• Dataset rows about figures:
<<<<

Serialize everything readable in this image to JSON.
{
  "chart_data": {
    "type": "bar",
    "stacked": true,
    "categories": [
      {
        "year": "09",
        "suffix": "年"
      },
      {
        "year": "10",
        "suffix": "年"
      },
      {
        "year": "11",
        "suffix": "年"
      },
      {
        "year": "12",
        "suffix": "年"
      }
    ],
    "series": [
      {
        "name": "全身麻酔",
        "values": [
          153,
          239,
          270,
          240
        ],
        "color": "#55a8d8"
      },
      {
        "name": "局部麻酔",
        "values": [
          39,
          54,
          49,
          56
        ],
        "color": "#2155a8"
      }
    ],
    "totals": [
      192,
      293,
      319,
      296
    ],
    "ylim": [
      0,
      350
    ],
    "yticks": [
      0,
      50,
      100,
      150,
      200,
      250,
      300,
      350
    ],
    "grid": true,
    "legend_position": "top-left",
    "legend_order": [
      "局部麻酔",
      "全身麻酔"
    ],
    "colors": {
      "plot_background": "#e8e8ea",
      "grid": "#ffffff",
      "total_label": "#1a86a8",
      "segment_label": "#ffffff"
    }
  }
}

>>>>

• Given task:
Write out every line of the records exactly.

• Response to the exercise:
Serialize everything readable in this image to JSON.
{
  "chart_data": {
    "type": "bar",
    "stacked": true,
    "categories": [
      {
        "year": "09",
        "suffix": "年"
      },
      {
        "year": "10",
        "suffix": "年"
      },
      {
        "year": "11",
        "suffix": "年"
      },
      {
        "year": "12",
        "suffix": "年"
      }
    ],
    "series": [
      {
        "name": "全身麻酔",
        "values": [
          153,
          239,
          270,
          240
        ],
        "color": "#55a8d8"
      },
      {
        "name": "局部麻酔",
        "values": [
          39,
          54,
          49,
          56
        ],
        "color": "#2155a8"
      }
    ],
    "totals": [
      192,
      293,
      319,
      296
    ],
    "ylim": [
      0,
      350
    ],
    "yticks": [
      0,
      50,
      100,
      150,
      200,
      250,
      300,
      350
    ],
    "grid": true,
    "legend_position": "top-left",
    "legend_order": [
      "局部麻酔",
      "全身麻酔"
    ],
    "colors": {
      "plot_background": "#e8e8ea",
      "grid": "#ffffff",
      "total_label": "#1a86a8",
      "segment_label": "#ffffff"
    }
  }
}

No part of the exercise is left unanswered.